Excerpt from a dataset
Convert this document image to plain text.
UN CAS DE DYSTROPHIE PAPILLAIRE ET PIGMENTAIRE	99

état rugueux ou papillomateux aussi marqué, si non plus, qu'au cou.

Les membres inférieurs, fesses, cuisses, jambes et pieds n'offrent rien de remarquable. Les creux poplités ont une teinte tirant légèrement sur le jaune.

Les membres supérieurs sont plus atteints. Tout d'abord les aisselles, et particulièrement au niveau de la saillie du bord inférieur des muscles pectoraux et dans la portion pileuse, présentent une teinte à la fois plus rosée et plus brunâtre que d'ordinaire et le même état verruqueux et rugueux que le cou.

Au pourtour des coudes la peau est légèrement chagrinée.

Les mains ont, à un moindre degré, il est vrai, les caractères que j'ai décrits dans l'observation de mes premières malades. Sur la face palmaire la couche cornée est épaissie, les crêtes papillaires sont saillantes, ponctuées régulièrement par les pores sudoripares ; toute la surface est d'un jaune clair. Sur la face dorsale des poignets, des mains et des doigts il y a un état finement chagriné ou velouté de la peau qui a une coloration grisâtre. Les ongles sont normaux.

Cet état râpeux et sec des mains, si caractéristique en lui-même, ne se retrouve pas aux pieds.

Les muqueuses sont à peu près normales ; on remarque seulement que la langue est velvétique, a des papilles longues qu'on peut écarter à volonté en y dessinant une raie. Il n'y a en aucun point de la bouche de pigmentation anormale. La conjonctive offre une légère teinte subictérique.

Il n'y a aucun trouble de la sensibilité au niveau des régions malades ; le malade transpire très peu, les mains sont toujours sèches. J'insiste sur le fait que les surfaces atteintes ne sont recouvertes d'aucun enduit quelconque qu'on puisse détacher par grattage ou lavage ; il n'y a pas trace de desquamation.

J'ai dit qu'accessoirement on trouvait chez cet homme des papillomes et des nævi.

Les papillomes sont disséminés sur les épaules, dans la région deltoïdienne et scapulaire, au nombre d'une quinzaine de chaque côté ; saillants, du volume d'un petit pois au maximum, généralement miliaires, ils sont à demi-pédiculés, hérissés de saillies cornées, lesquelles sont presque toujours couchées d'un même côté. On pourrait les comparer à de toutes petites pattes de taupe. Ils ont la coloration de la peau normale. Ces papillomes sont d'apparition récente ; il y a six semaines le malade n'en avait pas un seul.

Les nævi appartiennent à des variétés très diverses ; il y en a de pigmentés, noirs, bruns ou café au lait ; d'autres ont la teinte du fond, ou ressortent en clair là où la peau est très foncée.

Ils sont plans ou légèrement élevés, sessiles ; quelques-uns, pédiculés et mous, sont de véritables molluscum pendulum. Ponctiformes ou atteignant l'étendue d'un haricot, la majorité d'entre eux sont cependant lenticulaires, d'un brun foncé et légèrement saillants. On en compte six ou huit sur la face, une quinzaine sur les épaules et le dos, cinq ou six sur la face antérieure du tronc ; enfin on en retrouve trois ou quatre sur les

==

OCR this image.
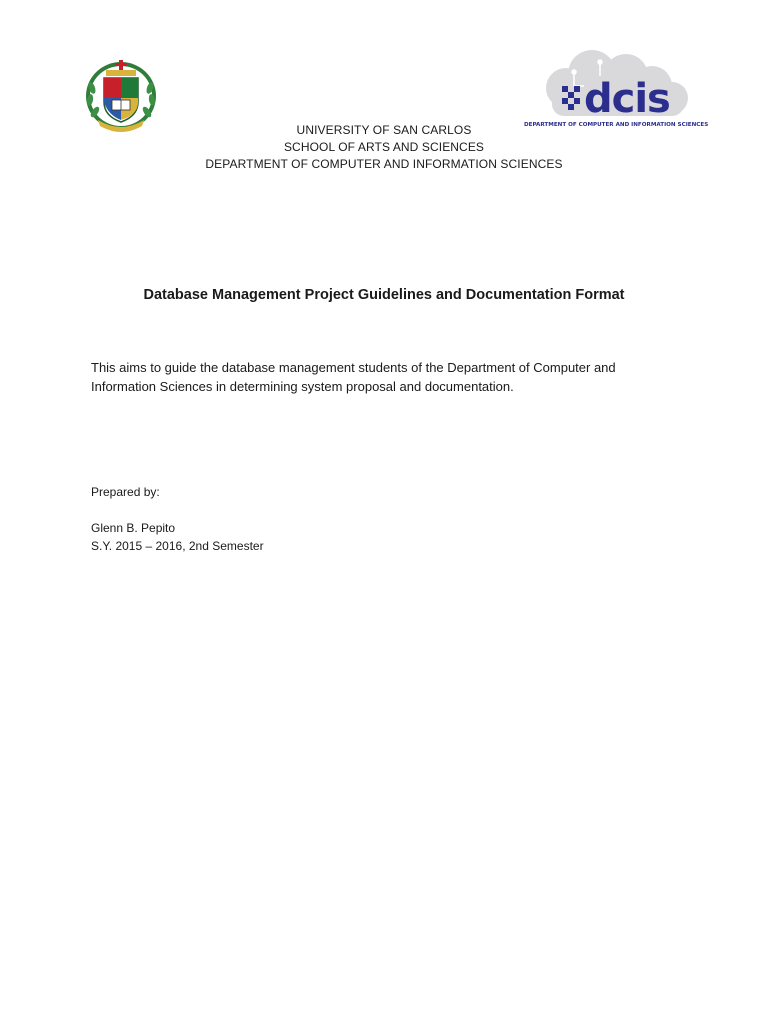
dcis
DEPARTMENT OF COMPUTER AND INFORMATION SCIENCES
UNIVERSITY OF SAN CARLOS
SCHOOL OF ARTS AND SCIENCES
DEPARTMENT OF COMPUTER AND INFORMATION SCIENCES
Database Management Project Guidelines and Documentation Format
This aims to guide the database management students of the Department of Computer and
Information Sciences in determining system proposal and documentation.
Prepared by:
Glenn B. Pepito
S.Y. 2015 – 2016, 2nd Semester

DO THIS: Provide the number of lines in the data above that contain the string "pieds", and nothing else.

RIGHT ANSWER: 2